His and Her Christmas is a 2005 television film directed by Farhad Mann and starring Dina Meyer and David Sutcliffe. It first aired on December 19, 2005, on Lifetime.

Plot
The film features the rivalry between two San Francisco Bay Area newspapers and their main writers, both of whom are single with their friends and family constantly trying to set them up with that special someone.

Tom Lane is the star columnist for the fictional San Francisco Sun, a newspaper owned by a media conglomerate. The Sun owners are thinking about increasing Tom's exposure by producing a new television show around him.  Meanwhile, Liz Madison is the advice columnist for the Marin County Voice, a small community newspaper which is a throwback to gentler times, but struggling with circulation.

On November 2, the staff at the Voice learn that the Sun ownership has bought their newspaper, with the probable goal of folding it into the operations of the Sun, meaning the staff at the Voice will lose their jobs.

To fight back, Liz decides to change her column to an editorial, espousing the meaning of Christmas and the Voice to the community. Liz's feisty and entertaining stance of her new column results in the Voice increasing its circulation so much so that the Sun ownership has second thoughts about folding it.

> [Material supplied]
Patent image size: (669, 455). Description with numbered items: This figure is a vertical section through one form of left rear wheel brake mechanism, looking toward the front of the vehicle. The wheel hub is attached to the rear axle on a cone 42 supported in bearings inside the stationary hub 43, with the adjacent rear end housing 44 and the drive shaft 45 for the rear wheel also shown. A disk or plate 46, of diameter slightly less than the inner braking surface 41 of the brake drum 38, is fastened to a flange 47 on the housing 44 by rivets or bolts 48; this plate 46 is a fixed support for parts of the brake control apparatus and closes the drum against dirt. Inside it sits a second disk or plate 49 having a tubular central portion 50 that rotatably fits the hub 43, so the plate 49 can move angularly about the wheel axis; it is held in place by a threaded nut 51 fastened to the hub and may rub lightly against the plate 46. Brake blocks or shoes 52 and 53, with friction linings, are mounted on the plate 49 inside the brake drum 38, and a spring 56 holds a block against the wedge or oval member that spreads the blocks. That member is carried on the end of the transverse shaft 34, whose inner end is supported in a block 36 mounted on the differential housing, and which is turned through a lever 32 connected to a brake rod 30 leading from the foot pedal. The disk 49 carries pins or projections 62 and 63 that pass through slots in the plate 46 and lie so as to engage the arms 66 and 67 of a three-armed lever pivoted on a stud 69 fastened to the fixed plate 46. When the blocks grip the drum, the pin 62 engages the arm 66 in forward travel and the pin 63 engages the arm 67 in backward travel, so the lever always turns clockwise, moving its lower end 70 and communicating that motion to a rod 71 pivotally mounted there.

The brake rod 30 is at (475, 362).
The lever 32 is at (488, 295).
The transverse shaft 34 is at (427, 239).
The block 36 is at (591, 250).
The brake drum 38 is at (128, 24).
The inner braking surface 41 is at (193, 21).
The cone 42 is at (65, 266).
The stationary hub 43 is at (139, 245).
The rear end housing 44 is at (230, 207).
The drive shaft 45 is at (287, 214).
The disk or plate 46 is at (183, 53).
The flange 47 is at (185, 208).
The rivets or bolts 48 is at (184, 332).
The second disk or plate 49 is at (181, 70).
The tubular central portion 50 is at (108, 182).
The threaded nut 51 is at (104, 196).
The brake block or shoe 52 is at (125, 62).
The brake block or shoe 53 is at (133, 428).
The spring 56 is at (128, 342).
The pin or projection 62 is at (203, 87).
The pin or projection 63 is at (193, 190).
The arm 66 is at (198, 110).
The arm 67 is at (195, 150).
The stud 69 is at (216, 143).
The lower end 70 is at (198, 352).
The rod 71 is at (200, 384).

> [The tasks]
• A. From the passage on His and Her Christmas, output the stretch from "His and Her" through "struggling with circulation." word for word.
• B. In the passage on His and Her Christmas, which newspaper does Liz Madison write for?

> [Solution list]
• A.
His and Her Christmas is a 2005 television film directed by Farhad Mann and starring Dina Meyer and David Sutcliffe. It first aired on December 19, 2005, on Lifetime.

Plot
The film features the rivalry between two San Francisco Bay Area newspapers and their main writers, both of whom are single with their friends and family constantly trying to set them up with that special someone.

Tom Lane is the star columnist for the fictional San Francisco Sun, a newspaper owned by a media conglomerate. The Sun owners are thinking about increasing Tom's exposure by producing a new television show around him.  Meanwhile, Liz Madison is the advice columnist for the Marin County Voice, a small community newspaper which is a throwback to gentler times, but struggling with circulation.

• B. The Marin County Voice.